◆ **WORK TO DO**: Give only the number of lines that hold the word "content".

— start —

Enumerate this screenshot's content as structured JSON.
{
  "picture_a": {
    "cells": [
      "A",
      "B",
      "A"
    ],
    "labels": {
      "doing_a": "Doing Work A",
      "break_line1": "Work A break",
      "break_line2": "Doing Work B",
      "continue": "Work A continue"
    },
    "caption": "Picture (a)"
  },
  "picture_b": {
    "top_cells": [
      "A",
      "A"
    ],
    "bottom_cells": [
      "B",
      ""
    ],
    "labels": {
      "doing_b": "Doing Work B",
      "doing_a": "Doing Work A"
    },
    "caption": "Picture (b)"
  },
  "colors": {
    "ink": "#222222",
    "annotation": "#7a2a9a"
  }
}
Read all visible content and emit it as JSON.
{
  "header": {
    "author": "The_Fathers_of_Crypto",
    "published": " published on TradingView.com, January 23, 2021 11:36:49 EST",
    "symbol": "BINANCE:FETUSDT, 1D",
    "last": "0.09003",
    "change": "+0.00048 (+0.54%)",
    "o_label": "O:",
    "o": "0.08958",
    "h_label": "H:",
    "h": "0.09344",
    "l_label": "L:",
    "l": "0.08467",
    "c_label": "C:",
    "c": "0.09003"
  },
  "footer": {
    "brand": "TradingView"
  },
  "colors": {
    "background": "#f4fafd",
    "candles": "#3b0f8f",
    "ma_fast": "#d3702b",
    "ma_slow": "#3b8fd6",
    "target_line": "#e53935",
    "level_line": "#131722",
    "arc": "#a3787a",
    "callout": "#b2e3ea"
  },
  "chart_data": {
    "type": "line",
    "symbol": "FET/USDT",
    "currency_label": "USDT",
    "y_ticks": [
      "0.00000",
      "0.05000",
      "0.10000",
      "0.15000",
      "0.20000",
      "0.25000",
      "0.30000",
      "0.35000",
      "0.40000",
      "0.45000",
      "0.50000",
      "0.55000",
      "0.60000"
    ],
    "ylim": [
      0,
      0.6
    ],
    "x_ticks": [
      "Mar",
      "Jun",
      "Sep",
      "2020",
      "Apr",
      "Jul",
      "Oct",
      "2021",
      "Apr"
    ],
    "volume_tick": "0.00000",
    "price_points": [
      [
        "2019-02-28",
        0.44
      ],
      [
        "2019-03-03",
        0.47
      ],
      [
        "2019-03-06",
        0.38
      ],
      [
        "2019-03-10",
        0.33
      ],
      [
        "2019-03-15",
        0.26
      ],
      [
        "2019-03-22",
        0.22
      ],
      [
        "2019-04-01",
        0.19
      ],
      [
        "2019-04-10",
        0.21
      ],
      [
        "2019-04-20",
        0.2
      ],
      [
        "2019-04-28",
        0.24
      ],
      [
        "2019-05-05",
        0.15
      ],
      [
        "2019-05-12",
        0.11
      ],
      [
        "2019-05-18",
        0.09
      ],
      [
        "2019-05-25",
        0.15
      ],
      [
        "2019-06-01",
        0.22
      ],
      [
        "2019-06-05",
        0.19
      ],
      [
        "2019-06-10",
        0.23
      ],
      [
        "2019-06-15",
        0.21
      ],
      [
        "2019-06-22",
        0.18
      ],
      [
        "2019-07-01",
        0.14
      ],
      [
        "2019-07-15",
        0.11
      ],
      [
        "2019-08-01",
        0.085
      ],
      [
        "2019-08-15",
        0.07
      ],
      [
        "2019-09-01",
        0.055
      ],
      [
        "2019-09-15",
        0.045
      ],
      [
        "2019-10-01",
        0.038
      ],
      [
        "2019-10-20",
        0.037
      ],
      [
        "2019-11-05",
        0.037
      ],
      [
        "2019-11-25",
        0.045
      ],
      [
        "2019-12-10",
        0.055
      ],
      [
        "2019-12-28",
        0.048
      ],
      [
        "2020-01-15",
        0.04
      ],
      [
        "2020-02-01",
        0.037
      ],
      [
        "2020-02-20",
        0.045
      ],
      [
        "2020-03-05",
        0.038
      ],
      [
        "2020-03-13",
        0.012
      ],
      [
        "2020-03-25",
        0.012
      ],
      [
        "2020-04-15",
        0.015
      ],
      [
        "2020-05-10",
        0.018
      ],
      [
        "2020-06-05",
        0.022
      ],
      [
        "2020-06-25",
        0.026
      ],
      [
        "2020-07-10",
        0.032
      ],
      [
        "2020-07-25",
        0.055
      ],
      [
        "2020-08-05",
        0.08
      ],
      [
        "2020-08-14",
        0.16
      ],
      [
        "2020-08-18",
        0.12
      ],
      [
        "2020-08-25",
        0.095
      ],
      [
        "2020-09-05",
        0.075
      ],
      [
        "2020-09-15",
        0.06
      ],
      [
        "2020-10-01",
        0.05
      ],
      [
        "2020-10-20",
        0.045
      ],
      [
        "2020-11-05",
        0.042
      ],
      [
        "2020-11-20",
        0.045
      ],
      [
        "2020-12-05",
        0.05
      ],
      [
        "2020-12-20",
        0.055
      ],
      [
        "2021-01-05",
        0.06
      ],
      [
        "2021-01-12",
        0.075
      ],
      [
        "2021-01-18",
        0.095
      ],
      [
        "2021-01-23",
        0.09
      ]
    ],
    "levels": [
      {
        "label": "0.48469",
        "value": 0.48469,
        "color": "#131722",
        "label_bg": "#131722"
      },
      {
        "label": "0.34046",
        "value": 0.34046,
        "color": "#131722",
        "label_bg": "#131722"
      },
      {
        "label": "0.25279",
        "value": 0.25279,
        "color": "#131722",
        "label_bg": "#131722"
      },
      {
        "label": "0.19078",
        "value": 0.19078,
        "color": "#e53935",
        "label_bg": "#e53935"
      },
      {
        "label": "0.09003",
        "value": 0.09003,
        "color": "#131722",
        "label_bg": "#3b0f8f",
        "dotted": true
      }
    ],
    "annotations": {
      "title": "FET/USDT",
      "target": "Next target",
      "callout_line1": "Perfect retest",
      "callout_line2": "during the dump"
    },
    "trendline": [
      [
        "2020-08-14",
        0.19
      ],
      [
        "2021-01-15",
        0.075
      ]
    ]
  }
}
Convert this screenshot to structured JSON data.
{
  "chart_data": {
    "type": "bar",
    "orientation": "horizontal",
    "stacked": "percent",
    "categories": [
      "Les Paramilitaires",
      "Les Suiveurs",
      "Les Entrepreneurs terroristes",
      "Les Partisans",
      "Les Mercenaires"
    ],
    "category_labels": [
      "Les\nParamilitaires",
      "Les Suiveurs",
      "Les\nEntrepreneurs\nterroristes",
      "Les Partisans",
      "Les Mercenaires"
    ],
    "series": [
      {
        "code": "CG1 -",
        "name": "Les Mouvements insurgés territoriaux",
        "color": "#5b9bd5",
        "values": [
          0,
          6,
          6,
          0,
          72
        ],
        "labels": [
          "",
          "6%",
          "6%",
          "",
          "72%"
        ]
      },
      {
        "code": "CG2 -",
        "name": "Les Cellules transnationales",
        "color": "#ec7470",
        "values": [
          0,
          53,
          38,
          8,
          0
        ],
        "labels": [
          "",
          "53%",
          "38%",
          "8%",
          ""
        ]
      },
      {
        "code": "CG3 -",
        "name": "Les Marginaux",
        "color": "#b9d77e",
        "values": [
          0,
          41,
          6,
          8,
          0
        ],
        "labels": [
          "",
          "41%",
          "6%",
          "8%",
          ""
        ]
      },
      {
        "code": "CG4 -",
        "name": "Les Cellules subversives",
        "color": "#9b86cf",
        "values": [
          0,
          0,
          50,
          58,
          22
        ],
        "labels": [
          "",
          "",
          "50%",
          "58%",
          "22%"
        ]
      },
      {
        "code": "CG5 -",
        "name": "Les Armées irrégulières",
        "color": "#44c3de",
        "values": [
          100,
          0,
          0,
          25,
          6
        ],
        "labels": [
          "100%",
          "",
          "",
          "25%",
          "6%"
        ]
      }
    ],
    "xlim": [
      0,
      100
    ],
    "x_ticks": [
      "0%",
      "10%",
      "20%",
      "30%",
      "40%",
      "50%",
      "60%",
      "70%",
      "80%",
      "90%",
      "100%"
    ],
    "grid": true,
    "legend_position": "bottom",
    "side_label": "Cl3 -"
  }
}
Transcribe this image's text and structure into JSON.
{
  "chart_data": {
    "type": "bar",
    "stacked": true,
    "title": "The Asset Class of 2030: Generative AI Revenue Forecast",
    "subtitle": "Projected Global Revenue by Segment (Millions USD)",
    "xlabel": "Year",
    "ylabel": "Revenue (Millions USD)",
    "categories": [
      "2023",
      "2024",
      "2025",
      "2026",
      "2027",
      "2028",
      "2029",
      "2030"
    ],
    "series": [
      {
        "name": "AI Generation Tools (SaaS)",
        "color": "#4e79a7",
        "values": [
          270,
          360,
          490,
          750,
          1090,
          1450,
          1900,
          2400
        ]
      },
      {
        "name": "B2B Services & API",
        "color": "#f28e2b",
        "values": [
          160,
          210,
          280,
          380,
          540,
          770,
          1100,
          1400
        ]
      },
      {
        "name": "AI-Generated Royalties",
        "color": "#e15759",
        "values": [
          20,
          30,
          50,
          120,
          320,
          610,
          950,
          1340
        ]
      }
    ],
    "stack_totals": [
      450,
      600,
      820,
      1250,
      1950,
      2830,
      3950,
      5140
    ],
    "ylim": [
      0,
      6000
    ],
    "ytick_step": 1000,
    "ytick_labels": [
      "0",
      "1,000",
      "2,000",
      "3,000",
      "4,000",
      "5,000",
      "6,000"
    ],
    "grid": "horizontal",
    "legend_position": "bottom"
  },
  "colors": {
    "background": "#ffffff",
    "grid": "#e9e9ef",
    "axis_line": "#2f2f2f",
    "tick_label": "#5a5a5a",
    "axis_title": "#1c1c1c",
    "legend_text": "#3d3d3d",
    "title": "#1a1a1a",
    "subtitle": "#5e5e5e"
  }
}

— end —

◆ **RESPONSE**: 2